_Written problem_. Reproduce every line of the data below without changing anything.

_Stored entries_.
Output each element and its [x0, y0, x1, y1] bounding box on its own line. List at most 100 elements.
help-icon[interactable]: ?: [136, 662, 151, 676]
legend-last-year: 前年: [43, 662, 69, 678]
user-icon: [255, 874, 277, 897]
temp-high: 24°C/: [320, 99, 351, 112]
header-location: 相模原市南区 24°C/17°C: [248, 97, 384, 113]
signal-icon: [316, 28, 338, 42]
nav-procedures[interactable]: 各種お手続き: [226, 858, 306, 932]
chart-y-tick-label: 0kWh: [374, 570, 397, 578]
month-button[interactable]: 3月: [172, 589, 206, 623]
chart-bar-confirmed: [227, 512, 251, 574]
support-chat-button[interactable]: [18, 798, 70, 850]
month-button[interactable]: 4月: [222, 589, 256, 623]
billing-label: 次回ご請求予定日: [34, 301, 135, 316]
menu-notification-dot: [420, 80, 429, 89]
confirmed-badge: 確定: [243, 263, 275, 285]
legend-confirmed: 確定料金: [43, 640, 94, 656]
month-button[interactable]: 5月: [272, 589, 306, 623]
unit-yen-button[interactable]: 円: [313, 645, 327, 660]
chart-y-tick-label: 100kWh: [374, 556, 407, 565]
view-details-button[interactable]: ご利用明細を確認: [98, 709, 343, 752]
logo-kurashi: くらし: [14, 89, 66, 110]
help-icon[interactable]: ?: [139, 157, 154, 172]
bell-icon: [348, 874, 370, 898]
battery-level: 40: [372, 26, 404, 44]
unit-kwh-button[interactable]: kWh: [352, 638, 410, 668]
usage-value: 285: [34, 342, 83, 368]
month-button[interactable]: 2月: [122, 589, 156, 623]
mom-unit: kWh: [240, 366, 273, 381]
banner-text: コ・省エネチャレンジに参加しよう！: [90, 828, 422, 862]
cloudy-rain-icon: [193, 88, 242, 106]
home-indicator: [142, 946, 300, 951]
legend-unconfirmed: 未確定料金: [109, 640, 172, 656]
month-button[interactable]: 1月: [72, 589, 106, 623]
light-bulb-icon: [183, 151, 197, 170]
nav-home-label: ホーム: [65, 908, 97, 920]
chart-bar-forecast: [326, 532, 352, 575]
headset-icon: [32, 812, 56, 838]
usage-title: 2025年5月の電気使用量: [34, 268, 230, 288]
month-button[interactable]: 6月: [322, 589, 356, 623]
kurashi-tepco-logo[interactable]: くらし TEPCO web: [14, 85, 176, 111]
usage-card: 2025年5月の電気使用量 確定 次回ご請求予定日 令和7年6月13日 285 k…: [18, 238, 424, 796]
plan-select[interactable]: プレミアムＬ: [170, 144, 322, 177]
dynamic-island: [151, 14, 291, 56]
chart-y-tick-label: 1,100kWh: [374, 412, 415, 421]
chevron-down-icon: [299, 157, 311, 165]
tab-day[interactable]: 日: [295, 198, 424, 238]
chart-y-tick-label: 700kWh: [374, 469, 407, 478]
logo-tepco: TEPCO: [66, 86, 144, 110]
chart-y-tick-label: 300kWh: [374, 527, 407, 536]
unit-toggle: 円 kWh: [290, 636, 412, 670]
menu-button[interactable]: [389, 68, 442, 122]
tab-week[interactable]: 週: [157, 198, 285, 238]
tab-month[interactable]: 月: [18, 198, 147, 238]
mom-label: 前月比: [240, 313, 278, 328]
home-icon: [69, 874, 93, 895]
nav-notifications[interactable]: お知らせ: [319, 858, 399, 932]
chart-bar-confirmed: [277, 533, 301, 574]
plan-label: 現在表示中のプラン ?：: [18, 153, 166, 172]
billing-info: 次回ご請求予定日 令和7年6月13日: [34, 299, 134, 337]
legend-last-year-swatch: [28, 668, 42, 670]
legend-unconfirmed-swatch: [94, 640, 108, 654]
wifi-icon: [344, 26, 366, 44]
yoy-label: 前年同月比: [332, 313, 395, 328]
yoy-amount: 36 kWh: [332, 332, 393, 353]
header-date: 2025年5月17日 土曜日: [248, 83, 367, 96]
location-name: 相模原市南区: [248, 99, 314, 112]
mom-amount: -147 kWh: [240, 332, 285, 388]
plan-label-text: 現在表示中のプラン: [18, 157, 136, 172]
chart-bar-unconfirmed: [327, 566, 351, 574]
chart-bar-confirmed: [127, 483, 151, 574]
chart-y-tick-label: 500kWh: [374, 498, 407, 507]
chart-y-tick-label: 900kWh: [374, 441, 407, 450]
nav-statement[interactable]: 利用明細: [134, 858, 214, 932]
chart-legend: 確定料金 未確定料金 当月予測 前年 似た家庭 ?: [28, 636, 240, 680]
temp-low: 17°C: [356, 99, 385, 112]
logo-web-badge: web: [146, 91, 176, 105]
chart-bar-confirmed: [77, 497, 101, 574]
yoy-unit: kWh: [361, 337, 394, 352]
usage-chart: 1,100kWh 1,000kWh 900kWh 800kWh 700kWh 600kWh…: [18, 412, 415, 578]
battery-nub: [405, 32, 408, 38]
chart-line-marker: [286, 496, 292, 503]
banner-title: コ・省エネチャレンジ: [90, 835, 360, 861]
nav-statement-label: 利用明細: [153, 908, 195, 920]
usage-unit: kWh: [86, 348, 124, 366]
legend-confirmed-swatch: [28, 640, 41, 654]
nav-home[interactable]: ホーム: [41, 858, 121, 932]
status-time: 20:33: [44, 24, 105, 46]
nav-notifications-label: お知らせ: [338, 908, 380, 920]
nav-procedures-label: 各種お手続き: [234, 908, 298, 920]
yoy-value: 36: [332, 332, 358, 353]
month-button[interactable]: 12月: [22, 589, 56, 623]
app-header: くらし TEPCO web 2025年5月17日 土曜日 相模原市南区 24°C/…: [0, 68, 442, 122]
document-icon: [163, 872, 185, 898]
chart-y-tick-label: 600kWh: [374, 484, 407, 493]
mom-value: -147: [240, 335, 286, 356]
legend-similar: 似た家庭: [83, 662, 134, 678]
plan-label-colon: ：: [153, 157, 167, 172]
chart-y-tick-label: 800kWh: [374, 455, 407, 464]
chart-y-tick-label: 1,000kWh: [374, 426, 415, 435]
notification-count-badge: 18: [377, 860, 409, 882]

_Problem solution_.
Output each element and its [x0, y0, x1, y1] bounding box on its own line. List at most 100 elements.
help-icon[interactable]: ?: [136, 662, 151, 676]
legend-last-year: 前年: [43, 662, 69, 678]
user-icon: [255, 874, 277, 897]
temp-high: 24°C/: [320, 99, 351, 112]
header-location: 相模原市南区 24°C/17°C: [248, 97, 384, 113]
signal-icon: [316, 28, 338, 42]
nav-procedures[interactable]: 各種お手続き: [226, 858, 306, 932]
chart-y-tick-label: 0kWh: [374, 570, 397, 578]
month-button[interactable]: 3月: [172, 589, 206, 623]
chart-bar-confirmed: [227, 512, 251, 574]
support-chat-button[interactable]: [18, 798, 70, 850]
month-button[interactable]: 4月: [222, 589, 256, 623]
billing-label: 次回ご請求予定日: [34, 301, 135, 316]
menu-notification-dot: [420, 80, 429, 89]
confirmed-badge: 確定: [243, 263, 275, 285]
legend-confirmed: 確定料金: [43, 640, 94, 656]
month-button[interactable]: 5月: [272, 589, 306, 623]
unit-yen-button[interactable]: 円: [313, 645, 327, 660]
chart-y-tick-label: 100kWh: [374, 556, 407, 565]
view-details-button[interactable]: ご利用明細を確認: [98, 709, 343, 752]
logo-kurashi: くらし: [14, 89, 66, 110]
help-icon[interactable]: ?: [139, 157, 154, 172]
bell-icon: [348, 874, 370, 898]
battery-level: 40: [372, 26, 404, 44]
unit-kwh-button[interactable]: kWh: [352, 638, 410, 668]
usage-value: 285: [34, 342, 83, 368]
month-button[interactable]: 2月: [122, 589, 156, 623]
mom-unit: kWh: [240, 366, 273, 381]
banner-text: コ・省エネチャレンジに参加しよう！: [90, 828, 422, 862]
cloudy-rain-icon: [193, 88, 242, 106]
home-indicator: [142, 946, 300, 951]
legend-unconfirmed: 未確定料金: [109, 640, 172, 656]
month-button[interactable]: 1月: [72, 589, 106, 623]
light-bulb-icon: [183, 151, 197, 170]
nav-home-label: ホーム: [65, 908, 97, 920]
chart-bar-forecast: [326, 532, 352, 575]
headset-icon: [32, 812, 56, 838]
usage-title: 2025年5月の電気使用量: [34, 268, 230, 288]
month-button[interactable]: 6月: [322, 589, 356, 623]
kurashi-tepco-logo[interactable]: くらし TEPCO web: [14, 85, 176, 111]
usage-card: 2025年5月の電気使用量 確定 次回ご請求予定日 令和7年6月13日 285 k…: [18, 238, 424, 796]
plan-select[interactable]: プレミアムＬ: [170, 144, 322, 177]
dynamic-island: [151, 14, 291, 56]
chart-y-tick-label: 1,100kWh: [374, 412, 415, 421]
chevron-down-icon: [299, 157, 311, 165]
tab-day[interactable]: 日: [295, 198, 424, 238]
chart-y-tick-label: 700kWh: [374, 469, 407, 478]
logo-tepco: TEPCO: [66, 86, 144, 110]
chart-y-tick-label: 300kWh: [374, 527, 407, 536]
unit-toggle: 円 kWh: [290, 636, 412, 670]
menu-button[interactable]: [389, 68, 442, 122]
tab-week[interactable]: 週: [157, 198, 285, 238]
tab-month[interactable]: 月: [18, 198, 147, 238]
mom-label: 前月比: [240, 313, 278, 328]
home-icon: [69, 874, 93, 895]
nav-notifications[interactable]: お知らせ: [319, 858, 399, 932]
chart-bar-confirmed: [277, 533, 301, 574]
plan-label: 現在表示中のプラン ?：: [18, 153, 166, 172]
billing-info: 次回ご請求予定日 令和7年6月13日: [34, 299, 134, 337]
legend-last-year-swatch: [28, 668, 42, 670]
legend-unconfirmed-swatch: [94, 640, 108, 654]
wifi-icon: [344, 26, 366, 44]
yoy-label: 前年同月比: [332, 313, 395, 328]
yoy-amount: 36 kWh: [332, 332, 393, 353]
header-date: 2025年5月17日 土曜日: [248, 83, 367, 96]
location-name: 相模原市南区: [248, 99, 314, 112]
mom-amount: -147 kWh: [240, 332, 285, 388]
plan-label-text: 現在表示中のプラン: [18, 157, 136, 172]
chart-bar-unconfirmed: [327, 566, 351, 574]
chart-bar-confirmed: [127, 483, 151, 574]
chart-y-tick-label: 500kWh: [374, 498, 407, 507]
chart-y-tick-label: 900kWh: [374, 441, 407, 450]
nav-statement[interactable]: 利用明細: [134, 858, 214, 932]
chart-legend: 確定料金 未確定料金 当月予測 前年 似た家庭 ?: [28, 636, 240, 680]
temp-low: 17°C: [356, 99, 385, 112]
logo-web-badge: web: [146, 91, 176, 105]
chart-bar-confirmed: [77, 497, 101, 574]
yoy-unit: kWh: [361, 337, 394, 352]
usage-chart: 1,100kWh 1,000kWh 900kWh 800kWh 700kWh 600kWh…: [18, 412, 415, 578]
battery-nub: [405, 32, 408, 38]
chart-line-marker: [286, 496, 292, 503]
banner-title: コ・省エネチャレンジ: [90, 835, 360, 861]
nav-statement-label: 利用明細: [153, 908, 195, 920]
usage-unit: kWh: [86, 348, 124, 366]
legend-confirmed-swatch: [28, 640, 41, 654]
nav-home[interactable]: ホーム: [41, 858, 121, 932]
status-time: 20:33: [44, 24, 105, 46]
nav-notifications-label: お知らせ: [338, 908, 380, 920]
nav-procedures-label: 各種お手続き: [234, 908, 298, 920]
yoy-value: 36: [332, 332, 358, 353]
month-button[interactable]: 12月: [22, 589, 56, 623]
app-header: くらし TEPCO web 2025年5月17日 土曜日 相模原市南区 24°C/…: [0, 68, 442, 122]
document-icon: [163, 872, 185, 898]
chart-y-tick-label: 600kWh: [374, 484, 407, 493]
mom-value: -147: [240, 335, 286, 356]
legend-similar: 似た家庭: [83, 662, 134, 678]
plan-label-colon: ：: [153, 157, 167, 172]
chart-y-tick-label: 800kWh: [374, 455, 407, 464]
chart-y-tick-label: 1,000kWh: [374, 426, 415, 435]
notification-count-badge: 18: [377, 860, 409, 882]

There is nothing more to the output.